THE PROBLEM: Tally the lines in the records underneath that contain the string "珠江时报记者", and state the figure by itself.

* START *

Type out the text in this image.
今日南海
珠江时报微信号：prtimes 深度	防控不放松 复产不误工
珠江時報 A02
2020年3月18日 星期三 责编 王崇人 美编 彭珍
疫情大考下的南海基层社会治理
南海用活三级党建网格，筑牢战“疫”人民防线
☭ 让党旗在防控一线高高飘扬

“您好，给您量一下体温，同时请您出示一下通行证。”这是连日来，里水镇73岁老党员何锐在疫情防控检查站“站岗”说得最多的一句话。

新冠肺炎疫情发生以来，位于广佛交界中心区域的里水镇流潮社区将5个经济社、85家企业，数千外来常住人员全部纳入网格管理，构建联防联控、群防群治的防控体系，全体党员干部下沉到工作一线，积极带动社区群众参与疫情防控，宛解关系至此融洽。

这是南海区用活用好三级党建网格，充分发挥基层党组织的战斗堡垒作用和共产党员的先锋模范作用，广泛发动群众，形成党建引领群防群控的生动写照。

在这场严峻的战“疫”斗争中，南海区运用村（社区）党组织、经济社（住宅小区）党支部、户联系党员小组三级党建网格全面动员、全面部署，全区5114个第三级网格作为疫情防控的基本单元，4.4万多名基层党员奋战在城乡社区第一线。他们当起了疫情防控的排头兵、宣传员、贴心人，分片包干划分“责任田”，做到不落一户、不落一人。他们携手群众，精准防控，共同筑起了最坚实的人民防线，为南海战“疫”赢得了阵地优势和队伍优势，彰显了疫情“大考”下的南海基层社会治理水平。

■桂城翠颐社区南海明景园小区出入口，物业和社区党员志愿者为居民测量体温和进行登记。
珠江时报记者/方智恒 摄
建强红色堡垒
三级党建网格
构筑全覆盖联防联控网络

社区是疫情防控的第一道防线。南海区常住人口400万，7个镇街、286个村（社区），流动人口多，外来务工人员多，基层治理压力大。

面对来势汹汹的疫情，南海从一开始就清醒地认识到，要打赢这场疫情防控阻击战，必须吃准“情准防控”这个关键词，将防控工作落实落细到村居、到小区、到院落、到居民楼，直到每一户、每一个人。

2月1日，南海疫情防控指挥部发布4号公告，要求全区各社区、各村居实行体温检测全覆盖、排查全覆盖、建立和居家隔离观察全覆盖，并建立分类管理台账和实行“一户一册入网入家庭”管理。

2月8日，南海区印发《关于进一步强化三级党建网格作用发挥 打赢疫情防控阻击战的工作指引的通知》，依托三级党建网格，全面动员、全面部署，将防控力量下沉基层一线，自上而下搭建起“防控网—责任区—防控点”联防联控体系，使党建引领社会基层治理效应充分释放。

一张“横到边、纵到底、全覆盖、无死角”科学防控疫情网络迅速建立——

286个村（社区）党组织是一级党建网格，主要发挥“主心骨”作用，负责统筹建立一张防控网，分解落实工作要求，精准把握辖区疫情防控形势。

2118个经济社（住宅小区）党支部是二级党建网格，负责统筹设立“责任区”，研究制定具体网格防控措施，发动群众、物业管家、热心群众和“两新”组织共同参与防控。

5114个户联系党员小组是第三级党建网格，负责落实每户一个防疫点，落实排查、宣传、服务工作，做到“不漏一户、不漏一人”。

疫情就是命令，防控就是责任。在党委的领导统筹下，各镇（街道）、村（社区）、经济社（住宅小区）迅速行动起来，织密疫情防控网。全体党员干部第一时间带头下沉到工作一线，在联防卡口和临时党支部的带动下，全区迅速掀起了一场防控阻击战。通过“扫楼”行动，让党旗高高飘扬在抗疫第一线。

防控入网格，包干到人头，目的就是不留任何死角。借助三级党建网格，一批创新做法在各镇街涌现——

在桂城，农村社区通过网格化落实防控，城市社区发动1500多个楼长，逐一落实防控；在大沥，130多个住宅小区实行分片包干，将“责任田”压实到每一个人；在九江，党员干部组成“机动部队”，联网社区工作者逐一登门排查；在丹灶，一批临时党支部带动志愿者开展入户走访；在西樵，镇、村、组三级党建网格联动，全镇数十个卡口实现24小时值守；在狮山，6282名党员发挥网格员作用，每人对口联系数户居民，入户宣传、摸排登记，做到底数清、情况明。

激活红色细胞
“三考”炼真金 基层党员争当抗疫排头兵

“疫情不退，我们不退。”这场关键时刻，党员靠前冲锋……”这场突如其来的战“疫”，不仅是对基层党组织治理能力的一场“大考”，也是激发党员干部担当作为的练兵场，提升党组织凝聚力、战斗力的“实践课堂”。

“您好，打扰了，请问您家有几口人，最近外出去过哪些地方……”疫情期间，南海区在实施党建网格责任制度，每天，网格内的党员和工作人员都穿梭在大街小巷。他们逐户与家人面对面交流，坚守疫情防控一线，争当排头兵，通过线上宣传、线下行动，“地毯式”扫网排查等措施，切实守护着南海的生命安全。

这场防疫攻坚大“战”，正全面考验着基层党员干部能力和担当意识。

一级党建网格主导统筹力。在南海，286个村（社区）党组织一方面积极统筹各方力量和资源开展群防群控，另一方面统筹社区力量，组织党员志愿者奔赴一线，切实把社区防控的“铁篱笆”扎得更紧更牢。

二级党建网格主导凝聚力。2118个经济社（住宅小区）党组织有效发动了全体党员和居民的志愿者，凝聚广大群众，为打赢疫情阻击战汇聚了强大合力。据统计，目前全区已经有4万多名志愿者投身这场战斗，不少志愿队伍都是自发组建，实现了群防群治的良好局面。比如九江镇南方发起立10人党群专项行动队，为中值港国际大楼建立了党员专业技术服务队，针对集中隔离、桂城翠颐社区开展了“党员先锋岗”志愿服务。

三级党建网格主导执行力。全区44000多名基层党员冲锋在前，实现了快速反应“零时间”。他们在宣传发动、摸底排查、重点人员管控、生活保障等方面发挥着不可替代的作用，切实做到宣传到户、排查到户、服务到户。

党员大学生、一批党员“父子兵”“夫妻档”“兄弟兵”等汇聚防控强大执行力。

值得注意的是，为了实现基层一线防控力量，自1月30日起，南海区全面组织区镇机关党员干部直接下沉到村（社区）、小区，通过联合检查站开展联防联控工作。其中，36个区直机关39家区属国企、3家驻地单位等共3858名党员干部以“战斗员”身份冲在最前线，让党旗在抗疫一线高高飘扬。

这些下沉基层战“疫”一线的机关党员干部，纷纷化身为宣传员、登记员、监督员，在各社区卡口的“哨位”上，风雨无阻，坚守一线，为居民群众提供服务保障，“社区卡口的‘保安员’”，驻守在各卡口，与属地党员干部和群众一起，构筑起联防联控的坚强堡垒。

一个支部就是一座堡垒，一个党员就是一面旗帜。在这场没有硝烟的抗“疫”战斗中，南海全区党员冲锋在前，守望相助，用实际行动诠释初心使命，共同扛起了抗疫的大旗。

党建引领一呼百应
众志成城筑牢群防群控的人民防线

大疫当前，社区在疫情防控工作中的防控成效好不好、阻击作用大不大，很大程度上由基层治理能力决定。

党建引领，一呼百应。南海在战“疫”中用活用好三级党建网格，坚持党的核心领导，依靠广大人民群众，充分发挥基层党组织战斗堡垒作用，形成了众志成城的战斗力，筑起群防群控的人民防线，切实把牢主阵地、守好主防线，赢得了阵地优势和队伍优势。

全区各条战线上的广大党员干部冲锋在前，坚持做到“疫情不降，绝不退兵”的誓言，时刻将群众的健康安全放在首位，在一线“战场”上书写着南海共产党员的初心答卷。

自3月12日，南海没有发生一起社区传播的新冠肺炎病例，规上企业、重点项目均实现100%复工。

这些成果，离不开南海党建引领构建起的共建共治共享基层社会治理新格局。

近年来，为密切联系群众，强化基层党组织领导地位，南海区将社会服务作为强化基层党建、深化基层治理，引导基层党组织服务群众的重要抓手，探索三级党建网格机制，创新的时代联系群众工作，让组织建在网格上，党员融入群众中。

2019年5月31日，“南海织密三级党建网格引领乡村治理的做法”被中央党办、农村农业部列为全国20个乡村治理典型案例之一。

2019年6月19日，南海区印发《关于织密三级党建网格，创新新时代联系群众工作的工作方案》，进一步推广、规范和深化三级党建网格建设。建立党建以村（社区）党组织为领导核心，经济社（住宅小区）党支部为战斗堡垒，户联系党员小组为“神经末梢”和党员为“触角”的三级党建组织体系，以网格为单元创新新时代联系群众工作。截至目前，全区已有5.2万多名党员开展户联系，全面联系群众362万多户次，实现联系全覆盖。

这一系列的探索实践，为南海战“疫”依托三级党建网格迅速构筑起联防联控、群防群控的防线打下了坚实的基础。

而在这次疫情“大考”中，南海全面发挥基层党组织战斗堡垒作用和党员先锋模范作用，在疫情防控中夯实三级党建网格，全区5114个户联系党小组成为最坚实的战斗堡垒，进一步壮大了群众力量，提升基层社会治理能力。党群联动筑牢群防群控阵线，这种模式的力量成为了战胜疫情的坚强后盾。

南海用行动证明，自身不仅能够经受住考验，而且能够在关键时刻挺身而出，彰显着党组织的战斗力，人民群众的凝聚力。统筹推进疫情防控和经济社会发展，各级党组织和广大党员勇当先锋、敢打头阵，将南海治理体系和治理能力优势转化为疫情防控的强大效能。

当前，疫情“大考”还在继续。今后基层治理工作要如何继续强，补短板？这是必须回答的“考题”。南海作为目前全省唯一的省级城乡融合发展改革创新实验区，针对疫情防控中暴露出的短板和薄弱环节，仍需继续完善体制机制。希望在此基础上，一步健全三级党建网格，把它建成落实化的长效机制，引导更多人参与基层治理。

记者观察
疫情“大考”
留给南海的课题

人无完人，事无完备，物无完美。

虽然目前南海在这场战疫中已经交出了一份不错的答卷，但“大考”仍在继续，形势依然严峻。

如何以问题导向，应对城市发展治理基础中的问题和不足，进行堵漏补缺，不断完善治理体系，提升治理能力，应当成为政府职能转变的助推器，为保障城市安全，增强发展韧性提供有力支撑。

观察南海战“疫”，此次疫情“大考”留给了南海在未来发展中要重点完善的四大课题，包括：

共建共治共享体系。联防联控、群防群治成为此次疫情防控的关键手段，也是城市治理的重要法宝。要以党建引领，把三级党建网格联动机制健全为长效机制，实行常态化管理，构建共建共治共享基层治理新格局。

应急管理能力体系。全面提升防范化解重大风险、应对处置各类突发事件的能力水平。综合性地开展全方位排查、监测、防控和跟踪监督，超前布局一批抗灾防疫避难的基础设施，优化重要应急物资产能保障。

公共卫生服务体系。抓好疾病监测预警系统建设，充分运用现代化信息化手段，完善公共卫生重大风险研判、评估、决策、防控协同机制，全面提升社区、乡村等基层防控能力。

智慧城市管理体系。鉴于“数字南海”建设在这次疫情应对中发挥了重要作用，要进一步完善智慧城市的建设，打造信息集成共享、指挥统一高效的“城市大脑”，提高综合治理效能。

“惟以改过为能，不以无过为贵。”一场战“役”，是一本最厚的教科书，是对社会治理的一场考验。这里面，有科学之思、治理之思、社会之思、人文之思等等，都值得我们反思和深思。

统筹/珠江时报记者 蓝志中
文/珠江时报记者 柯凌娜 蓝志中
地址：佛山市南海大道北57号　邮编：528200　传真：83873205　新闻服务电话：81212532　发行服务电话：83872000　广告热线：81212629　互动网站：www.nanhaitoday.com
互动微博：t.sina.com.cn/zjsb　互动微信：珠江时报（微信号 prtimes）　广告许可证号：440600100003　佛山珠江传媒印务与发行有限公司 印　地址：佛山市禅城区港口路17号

* END *

SOLUTION TO THIS PROBLEM: 3